▸ **What the task asks**: Convert every line of the listing below into a Markdown table with the columns Row and Line, numbering the rows and skipping blank lines. Leave the pictures out of the table.

———

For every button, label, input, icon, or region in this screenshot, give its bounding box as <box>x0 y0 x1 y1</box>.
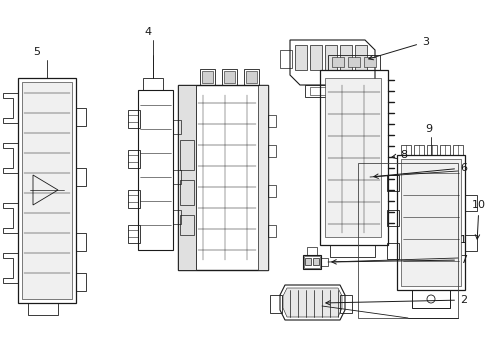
Text: 8: 8 <box>391 150 407 160</box>
Bar <box>222 69 237 85</box>
Bar <box>304 256 319 268</box>
Bar <box>76 168 86 186</box>
Bar <box>386 243 398 259</box>
Bar <box>180 180 194 205</box>
Bar <box>386 175 398 191</box>
Bar <box>128 225 140 243</box>
Bar <box>180 215 194 235</box>
Bar <box>305 85 349 97</box>
Bar <box>400 145 410 155</box>
Bar <box>339 45 351 70</box>
Bar <box>224 71 235 83</box>
Bar <box>180 140 194 170</box>
Text: 9: 9 <box>424 124 431 134</box>
Bar <box>76 233 86 251</box>
Bar <box>305 258 310 265</box>
Bar <box>354 45 366 70</box>
Bar <box>325 78 380 237</box>
Bar <box>452 145 462 155</box>
Bar <box>178 85 196 270</box>
Bar <box>339 295 351 313</box>
Text: 5: 5 <box>33 47 40 57</box>
Text: 1: 1 <box>459 235 466 245</box>
Bar <box>426 145 436 155</box>
Bar <box>294 45 306 70</box>
Bar <box>309 45 321 70</box>
Bar <box>396 155 464 290</box>
Bar <box>363 57 375 67</box>
Bar <box>267 115 275 127</box>
Bar <box>464 235 476 251</box>
Bar <box>258 85 267 270</box>
Bar <box>464 195 476 211</box>
Bar <box>128 150 140 168</box>
Bar <box>28 303 58 315</box>
Bar <box>128 110 140 128</box>
Text: 2: 2 <box>325 295 466 305</box>
Bar <box>312 258 318 265</box>
Bar <box>142 78 163 90</box>
Bar <box>200 69 215 85</box>
Bar <box>76 273 86 291</box>
Bar <box>320 258 327 266</box>
Bar <box>309 87 345 95</box>
Text: 4: 4 <box>144 27 151 37</box>
Bar <box>351 172 358 181</box>
Bar <box>280 50 291 68</box>
Bar <box>178 85 267 270</box>
Bar <box>245 71 257 83</box>
Bar <box>342 172 349 181</box>
Bar <box>347 57 359 67</box>
Bar <box>339 168 361 186</box>
Bar <box>76 108 86 126</box>
Bar <box>244 69 259 85</box>
Bar <box>267 225 275 237</box>
Bar <box>173 120 181 134</box>
Bar <box>386 210 398 226</box>
Text: 7: 7 <box>331 255 466 265</box>
Bar <box>267 145 275 157</box>
Bar <box>357 163 457 318</box>
Bar <box>341 170 359 184</box>
Bar <box>439 145 449 155</box>
Polygon shape <box>22 82 72 299</box>
Bar <box>361 172 369 182</box>
Bar <box>128 190 140 208</box>
Bar <box>267 185 275 197</box>
Polygon shape <box>283 288 341 317</box>
Bar <box>329 245 374 257</box>
Bar <box>306 247 316 255</box>
Bar <box>319 70 387 245</box>
Bar <box>325 45 336 70</box>
Text: 6: 6 <box>373 163 466 179</box>
Bar <box>269 295 282 313</box>
Bar <box>400 159 460 286</box>
Bar <box>331 57 343 67</box>
Text: 3: 3 <box>368 37 428 60</box>
Bar <box>411 290 449 308</box>
Text: 10: 10 <box>471 200 485 239</box>
Bar <box>303 255 320 269</box>
Bar <box>202 71 213 83</box>
Bar <box>327 55 379 70</box>
Bar <box>173 210 181 224</box>
Bar <box>413 145 423 155</box>
Bar <box>173 170 181 184</box>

———

▸ **Exercise result**:
| Row | Line |
|---|---|
| 1 | For every button, label, input, icon, or region in this screenshot, give its bounding box as <box>x0 y0 x1 y1</box>. |
| 2 | Text: 8: 8 <box>391 150 407 160</box> |
| 3 | Bar <box>222 69 237 85</box> |
| 4 | Bar <box>304 256 319 268</box> |
| 5 | Bar <box>76 168 86 186</box> |
| 6 | Bar <box>386 243 398 259</box> |
| 7 | Bar <box>180 180 194 205</box> |
| 8 | Bar <box>386 175 398 191</box> |
| 9 | Bar <box>128 225 140 243</box> |
| 10 | Bar <box>180 215 194 235</box> |
| 11 | Bar <box>305 85 349 97</box> |
| 12 | Bar <box>400 145 410 155</box> |
| 13 | Bar <box>339 45 351 70</box> |
| 14 | Bar <box>224 71 235 83</box> |
| 15 | Bar <box>180 140 194 170</box> |
| 16 | Text: 9: 9 <box>424 124 431 134</box> |
| 17 | Bar <box>76 233 86 251</box> |
| 18 | Bar <box>305 258 310 265</box> |
| 19 | Bar <box>354 45 366 70</box> |
| 20 | Bar <box>325 78 380 237</box> |
| 21 | Bar <box>452 145 462 155</box> |
| 22 | Bar <box>178 85 196 270</box> |
| 23 | Bar <box>339 295 351 313</box> |
| 24 | Text: 5: 5 <box>33 47 40 57</box> |
| 25 | Text: 1: 1 <box>459 235 466 245</box> |
| 26 | Bar <box>426 145 436 155</box> |
| 27 | Bar <box>294 45 306 70</box> |
| 28 | Bar <box>309 45 321 70</box> |
| 29 | Bar <box>396 155 464 290</box> |
| 30 | Bar <box>363 57 375 67</box> |
| 31 | Bar <box>267 115 275 127</box> |
| 32 | Bar <box>464 235 476 251</box> |
| 33 | Bar <box>258 85 267 270</box> |
| 34 | Bar <box>464 195 476 211</box> |
| 35 | Bar <box>128 150 140 168</box> |
| 36 | Bar <box>28 303 58 315</box> |
| 37 | Bar <box>128 110 140 128</box> |
| 38 | Text: 2: 2 <box>325 295 466 305</box> |
| 39 | Bar <box>312 258 318 265</box> |
| 40 | Bar <box>142 78 163 90</box> |
| 41 | Bar <box>200 69 215 85</box> |
| 42 | Bar <box>76 273 86 291</box> |
| 43 | Bar <box>320 258 327 266</box> |
| 44 | Bar <box>309 87 345 95</box> |
| 45 | Text: 4: 4 <box>144 27 151 37</box> |
| 46 | Bar <box>351 172 358 181</box> |
| 47 | Bar <box>280 50 291 68</box> |
| 48 | Bar <box>178 85 267 270</box> |
| 49 | Bar <box>245 71 257 83</box> |
| 50 | Bar <box>342 172 349 181</box> |
| 51 | Bar <box>347 57 359 67</box> |
| 52 | Bar <box>339 168 361 186</box> |
| 53 | Bar <box>76 108 86 126</box> |
| 54 | Bar <box>244 69 259 85</box> |
| 55 | Bar <box>267 225 275 237</box> |
| 56 | Bar <box>173 120 181 134</box> |
| 57 | Bar <box>386 210 398 226</box> |
| 58 | Text: 7: 7 <box>331 255 466 265</box> |
| 59 | Bar <box>267 145 275 157</box> |
| 60 | Bar <box>357 163 457 318</box> |
| 61 | Bar <box>341 170 359 184</box> |
| 62 | Bar <box>439 145 449 155</box> |
| 63 | Polygon shape <box>22 82 72 299</box> |
| 64 | Bar <box>361 172 369 182</box> |
| 65 | Bar <box>128 190 140 208</box> |
| 66 | Bar <box>267 185 275 197</box> |
| 67 | Polygon shape <box>283 288 341 317</box> |
| 68 | Bar <box>329 245 374 257</box> |
| 69 | Bar <box>306 247 316 255</box> |
| 70 | Bar <box>319 70 387 245</box> |
| 71 | Bar <box>325 45 336 70</box> |
| 72 | Text: 6: 6 <box>373 163 466 179</box> |
| 73 | Bar <box>269 295 282 313</box> |
| 74 | Bar <box>400 159 460 286</box> |
| 75 | Bar <box>331 57 343 67</box> |
| 76 | Text: 3: 3 <box>368 37 428 60</box> |
| 77 | Bar <box>411 290 449 308</box> |
| 78 | Text: 10: 10 <box>471 200 485 239</box> |
| 79 | Bar <box>303 255 320 269</box> |
| 80 | Bar <box>202 71 213 83</box> |
| 81 | Bar <box>327 55 379 70</box> |
| 82 | Bar <box>173 210 181 224</box> |
| 83 | Bar <box>413 145 423 155</box> |
| 84 | Bar <box>173 170 181 184</box> |